> **Data records**:
--- start ---

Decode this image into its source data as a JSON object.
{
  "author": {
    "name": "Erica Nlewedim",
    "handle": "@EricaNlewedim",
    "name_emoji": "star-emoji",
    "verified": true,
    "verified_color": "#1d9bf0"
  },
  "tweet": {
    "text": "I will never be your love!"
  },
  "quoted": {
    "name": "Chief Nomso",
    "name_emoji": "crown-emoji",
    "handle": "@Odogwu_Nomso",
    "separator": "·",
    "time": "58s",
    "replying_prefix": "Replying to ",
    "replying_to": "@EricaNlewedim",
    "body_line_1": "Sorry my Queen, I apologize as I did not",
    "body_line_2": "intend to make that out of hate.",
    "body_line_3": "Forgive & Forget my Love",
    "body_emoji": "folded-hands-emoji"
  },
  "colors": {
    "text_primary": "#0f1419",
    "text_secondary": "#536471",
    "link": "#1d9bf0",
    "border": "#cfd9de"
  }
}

--- end ---

> **AIM**:
Every record should be repeated exactly; please leave none out.

> **FINAL ANSWER**:
Decode this image into its source data as a JSON object.
{
  "author": {
    "name": "Erica Nlewedim",
    "handle": "@EricaNlewedim",
    "name_emoji": "star-emoji",
    "verified": true,
    "verified_color": "#1d9bf0"
  },
  "tweet": {
    "text": "I will never be your love!"
  },
  "quoted": {
    "name": "Chief Nomso",
    "name_emoji": "crown-emoji",
    "handle": "@Odogwu_Nomso",
    "separator": "·",
    "time": "58s",
    "replying_prefix": "Replying to ",
    "replying_to": "@EricaNlewedim",
    "body_line_1": "Sorry my Queen, I apologize as I did not",
    "body_line_2": "intend to make that out of hate.",
    "body_line_3": "Forgive & Forget my Love",
    "body_emoji": "folded-hands-emoji"
  },
  "colors": {
    "text_primary": "#0f1419",
    "text_secondary": "#536471",
    "link": "#1d9bf0",
    "border": "#cfd9de"
  }
}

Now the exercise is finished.